* begin Given records *
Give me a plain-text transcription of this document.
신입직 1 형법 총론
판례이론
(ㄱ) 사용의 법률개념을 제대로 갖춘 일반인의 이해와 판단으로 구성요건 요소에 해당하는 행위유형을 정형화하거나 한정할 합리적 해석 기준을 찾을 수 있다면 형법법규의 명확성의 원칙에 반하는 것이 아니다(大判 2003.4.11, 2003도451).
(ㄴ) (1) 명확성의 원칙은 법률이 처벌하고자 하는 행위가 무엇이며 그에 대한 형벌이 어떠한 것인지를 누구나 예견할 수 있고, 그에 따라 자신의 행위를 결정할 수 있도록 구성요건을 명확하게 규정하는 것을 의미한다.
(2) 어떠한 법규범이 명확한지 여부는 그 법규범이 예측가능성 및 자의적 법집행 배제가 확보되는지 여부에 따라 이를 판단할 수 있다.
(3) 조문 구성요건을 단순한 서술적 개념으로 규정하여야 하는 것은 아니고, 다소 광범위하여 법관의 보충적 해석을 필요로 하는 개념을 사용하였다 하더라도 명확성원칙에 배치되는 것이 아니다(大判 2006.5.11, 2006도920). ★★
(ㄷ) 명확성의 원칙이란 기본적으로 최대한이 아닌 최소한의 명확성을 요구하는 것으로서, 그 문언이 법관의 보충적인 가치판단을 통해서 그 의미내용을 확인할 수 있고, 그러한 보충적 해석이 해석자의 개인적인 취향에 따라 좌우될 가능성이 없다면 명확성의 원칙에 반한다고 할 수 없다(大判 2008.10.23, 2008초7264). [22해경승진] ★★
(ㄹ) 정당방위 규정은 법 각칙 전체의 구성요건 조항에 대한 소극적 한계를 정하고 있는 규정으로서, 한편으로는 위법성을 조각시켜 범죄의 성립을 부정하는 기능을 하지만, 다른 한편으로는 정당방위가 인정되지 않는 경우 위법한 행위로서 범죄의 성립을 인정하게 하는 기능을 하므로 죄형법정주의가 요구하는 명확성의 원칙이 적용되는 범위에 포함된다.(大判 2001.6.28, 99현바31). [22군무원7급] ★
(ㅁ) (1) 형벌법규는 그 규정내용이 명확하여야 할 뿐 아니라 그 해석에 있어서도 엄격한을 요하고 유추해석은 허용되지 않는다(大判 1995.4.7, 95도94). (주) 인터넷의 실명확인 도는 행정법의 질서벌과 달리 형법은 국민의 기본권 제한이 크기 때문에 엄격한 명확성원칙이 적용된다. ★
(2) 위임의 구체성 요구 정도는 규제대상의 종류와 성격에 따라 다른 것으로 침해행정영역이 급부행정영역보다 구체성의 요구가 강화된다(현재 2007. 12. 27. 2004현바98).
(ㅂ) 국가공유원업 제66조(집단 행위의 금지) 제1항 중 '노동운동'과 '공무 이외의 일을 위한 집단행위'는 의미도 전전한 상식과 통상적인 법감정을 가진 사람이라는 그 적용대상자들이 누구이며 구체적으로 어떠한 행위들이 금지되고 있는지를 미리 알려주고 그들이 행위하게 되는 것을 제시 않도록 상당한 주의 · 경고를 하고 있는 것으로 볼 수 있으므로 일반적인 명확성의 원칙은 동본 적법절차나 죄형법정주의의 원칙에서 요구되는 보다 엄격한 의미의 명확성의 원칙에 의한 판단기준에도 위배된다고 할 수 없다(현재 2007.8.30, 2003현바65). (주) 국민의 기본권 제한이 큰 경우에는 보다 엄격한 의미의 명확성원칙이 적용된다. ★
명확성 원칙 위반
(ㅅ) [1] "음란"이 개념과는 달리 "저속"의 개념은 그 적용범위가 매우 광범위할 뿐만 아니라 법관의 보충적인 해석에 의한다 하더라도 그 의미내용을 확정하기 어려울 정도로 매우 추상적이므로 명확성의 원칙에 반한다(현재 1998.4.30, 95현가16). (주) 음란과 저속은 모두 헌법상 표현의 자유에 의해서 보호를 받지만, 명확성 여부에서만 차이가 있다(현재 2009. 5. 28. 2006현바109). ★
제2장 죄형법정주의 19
* end Given records *
* begin Given records *
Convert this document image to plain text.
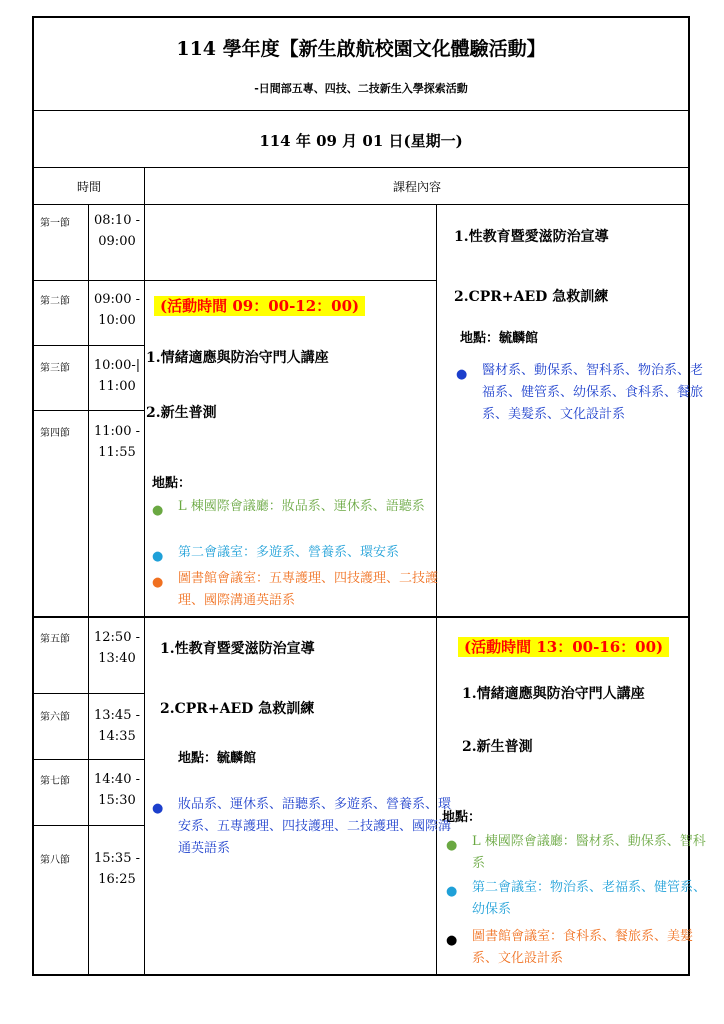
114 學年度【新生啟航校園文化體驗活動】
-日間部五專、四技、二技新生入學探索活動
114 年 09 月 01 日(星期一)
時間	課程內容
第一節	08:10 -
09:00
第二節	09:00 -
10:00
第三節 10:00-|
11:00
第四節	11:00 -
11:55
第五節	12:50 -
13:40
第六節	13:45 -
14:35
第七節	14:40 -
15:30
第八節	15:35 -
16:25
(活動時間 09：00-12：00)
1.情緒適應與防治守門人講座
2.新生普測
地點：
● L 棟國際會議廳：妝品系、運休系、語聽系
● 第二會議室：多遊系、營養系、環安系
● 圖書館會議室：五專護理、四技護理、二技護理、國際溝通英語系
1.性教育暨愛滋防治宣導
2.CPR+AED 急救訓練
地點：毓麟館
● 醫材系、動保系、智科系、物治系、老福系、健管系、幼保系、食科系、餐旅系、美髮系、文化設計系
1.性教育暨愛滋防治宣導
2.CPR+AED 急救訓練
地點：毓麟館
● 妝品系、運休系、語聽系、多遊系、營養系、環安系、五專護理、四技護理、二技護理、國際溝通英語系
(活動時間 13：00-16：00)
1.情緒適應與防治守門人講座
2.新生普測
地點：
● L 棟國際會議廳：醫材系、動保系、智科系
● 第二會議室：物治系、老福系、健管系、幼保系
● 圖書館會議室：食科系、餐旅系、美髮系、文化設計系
* end Given records *
Within the material above, find the lines that contain the word "요구하는"; copy them.

* Result of the exercise:
(ㄷ) 명확성의 원칙이란 기본적으로 최대한이 아닌 최소한의 명확성을 요구하는 것으로서, 그 문언이 법관의 보충적인 가치판단을 통해서 그 의미내용을 확인할 수 있고, 그러한 보충적 해석이 해석자의 개인적인 취향에 따라 좌우될 가능성이 없다면 명확성의 원칙에 반한다고 할 수 없다(大判 2008.10.23, 2008초7264). [22해경승진] ★★
(ㄹ) 정당방위 규정은 법 각칙 전체의 구성요건 조항에 대한 소극적 한계를 정하고 있는 규정으로서, 한편으로는 위법성을 조각시켜 범죄의 성립을 부정하는 기능을 하지만, 다른 한편으로는 정당방위가 인정되지 않는 경우 위법한 행위로서 범죄의 성립을 인정하게 하는 기능을 하므로 죄형법정주의가 요구하는 명확성의 원칙이 적용되는 범위에 포함된다.(大判 2001.6.28, 99현바31). [22군무원7급] ★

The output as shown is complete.